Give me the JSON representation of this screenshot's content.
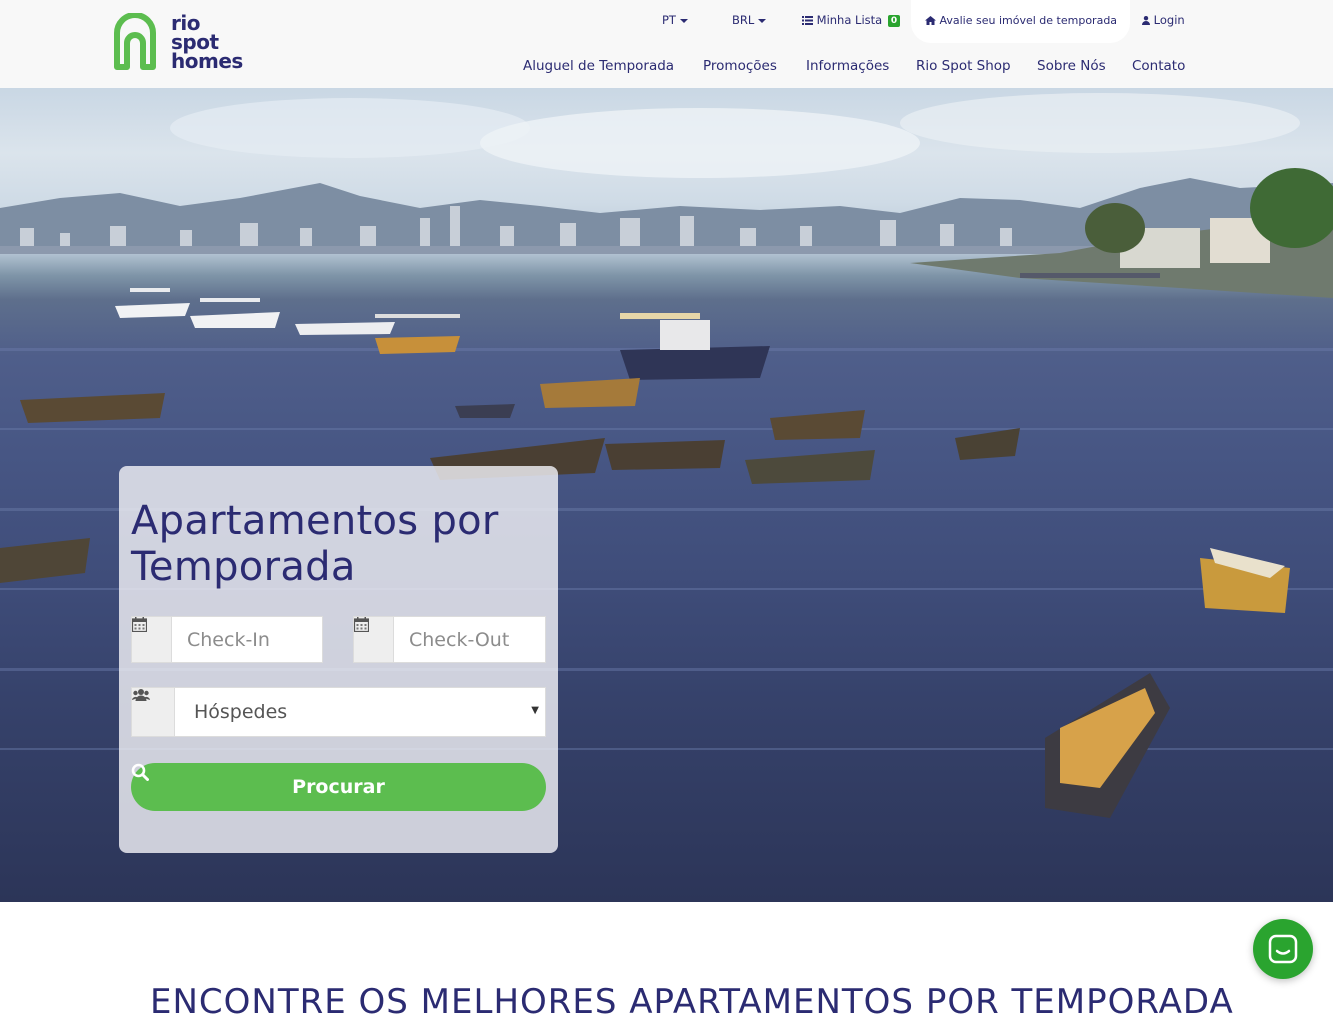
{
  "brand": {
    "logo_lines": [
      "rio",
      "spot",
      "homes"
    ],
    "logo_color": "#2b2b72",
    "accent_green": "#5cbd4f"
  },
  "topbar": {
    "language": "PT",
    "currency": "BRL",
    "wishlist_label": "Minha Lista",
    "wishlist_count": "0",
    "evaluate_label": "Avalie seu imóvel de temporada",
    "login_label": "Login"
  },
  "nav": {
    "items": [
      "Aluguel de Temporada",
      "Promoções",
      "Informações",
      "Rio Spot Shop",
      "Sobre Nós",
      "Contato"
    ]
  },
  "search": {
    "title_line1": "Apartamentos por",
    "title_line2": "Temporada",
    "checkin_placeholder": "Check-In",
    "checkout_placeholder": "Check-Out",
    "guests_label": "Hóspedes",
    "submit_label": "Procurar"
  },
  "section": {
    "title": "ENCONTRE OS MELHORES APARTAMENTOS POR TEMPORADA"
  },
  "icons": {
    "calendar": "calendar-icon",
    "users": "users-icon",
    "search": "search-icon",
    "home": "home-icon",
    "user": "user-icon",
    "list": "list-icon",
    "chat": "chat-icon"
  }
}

★ ★ ★ ★ ★ ★ ★

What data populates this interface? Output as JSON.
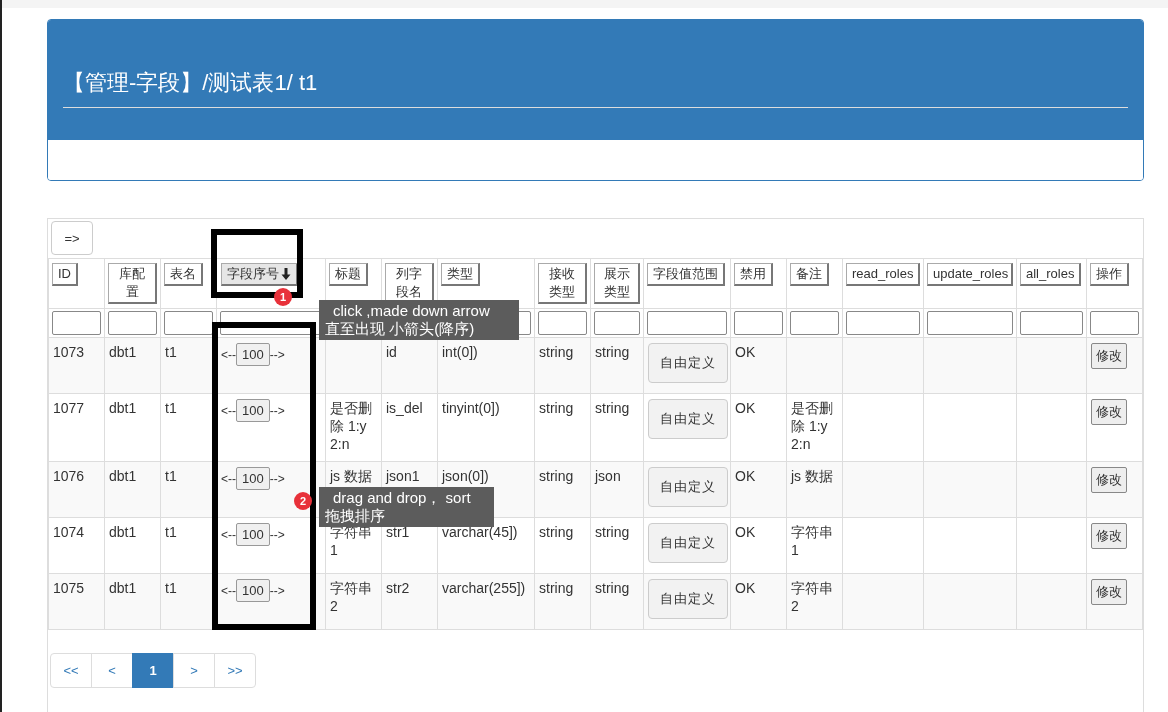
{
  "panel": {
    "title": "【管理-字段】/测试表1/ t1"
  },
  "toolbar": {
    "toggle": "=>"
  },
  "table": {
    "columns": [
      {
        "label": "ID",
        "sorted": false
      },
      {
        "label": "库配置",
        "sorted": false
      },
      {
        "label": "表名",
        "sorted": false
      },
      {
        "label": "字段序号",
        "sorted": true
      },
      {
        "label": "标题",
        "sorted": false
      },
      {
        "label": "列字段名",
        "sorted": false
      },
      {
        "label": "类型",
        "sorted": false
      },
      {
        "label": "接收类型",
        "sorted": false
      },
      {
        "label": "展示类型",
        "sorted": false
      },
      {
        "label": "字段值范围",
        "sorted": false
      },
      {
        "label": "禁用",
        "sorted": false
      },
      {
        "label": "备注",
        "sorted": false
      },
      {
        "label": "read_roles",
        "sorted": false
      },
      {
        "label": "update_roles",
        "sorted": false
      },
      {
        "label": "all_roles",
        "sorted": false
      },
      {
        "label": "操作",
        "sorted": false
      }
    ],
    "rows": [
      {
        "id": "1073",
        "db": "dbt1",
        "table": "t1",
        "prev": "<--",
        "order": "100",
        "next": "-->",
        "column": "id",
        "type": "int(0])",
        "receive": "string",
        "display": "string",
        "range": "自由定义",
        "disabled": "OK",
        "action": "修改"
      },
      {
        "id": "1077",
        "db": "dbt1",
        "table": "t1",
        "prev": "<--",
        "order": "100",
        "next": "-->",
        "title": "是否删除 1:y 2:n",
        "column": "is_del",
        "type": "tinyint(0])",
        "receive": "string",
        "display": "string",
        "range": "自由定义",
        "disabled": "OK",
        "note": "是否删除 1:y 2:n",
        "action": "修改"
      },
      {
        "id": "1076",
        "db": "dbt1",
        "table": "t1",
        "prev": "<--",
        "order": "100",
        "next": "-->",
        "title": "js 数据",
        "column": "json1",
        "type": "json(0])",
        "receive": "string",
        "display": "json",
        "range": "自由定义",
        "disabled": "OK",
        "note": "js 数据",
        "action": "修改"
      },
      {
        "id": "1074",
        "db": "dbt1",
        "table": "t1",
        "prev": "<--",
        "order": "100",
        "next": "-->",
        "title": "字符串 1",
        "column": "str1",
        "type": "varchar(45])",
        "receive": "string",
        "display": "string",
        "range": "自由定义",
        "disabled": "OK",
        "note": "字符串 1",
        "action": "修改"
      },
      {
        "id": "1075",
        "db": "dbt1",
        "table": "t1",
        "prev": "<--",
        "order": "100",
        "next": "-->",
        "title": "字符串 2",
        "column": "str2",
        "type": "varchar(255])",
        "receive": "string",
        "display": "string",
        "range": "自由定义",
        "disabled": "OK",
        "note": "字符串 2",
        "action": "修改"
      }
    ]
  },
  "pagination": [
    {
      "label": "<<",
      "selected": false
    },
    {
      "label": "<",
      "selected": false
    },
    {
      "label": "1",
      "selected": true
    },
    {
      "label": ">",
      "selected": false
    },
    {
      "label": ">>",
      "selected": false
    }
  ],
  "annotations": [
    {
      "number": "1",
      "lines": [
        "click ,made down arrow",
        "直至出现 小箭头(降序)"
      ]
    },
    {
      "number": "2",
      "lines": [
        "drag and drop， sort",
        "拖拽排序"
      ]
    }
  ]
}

★ ★ ★ ★ ★ ★ ★

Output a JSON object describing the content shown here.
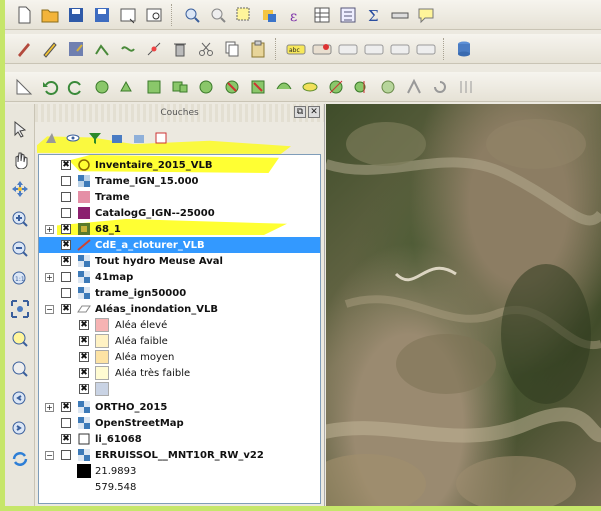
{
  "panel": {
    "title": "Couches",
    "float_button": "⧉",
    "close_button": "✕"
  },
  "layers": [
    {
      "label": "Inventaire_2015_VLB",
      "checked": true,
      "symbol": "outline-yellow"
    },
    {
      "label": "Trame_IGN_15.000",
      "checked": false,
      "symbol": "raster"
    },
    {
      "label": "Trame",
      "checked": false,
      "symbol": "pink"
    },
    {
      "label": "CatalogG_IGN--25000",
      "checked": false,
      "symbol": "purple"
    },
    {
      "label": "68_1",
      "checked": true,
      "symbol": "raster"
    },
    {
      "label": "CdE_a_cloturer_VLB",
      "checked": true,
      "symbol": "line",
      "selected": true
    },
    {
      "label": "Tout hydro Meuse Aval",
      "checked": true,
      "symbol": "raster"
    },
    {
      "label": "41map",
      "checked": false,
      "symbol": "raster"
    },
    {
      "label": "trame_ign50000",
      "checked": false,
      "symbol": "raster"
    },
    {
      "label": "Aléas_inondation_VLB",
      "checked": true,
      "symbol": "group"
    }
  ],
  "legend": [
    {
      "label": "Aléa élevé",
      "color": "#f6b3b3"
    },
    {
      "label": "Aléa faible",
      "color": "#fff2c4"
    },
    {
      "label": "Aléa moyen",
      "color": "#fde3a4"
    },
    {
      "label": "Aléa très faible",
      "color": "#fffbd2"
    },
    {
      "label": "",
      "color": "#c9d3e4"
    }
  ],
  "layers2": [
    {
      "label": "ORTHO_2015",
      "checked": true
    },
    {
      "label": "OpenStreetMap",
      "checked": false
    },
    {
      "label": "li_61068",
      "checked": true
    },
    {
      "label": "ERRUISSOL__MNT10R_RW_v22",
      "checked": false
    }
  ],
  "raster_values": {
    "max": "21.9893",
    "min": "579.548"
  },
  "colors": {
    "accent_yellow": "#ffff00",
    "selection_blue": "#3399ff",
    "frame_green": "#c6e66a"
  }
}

★ ★ ★ ★ ★ ★ ★

● Exercise requirements: Within the material above, find the lines that contain the word "Output"; copy them.

● Response to this task:
What data populates this interface? Output as JSON.
Output a JSON object describing the content shown here.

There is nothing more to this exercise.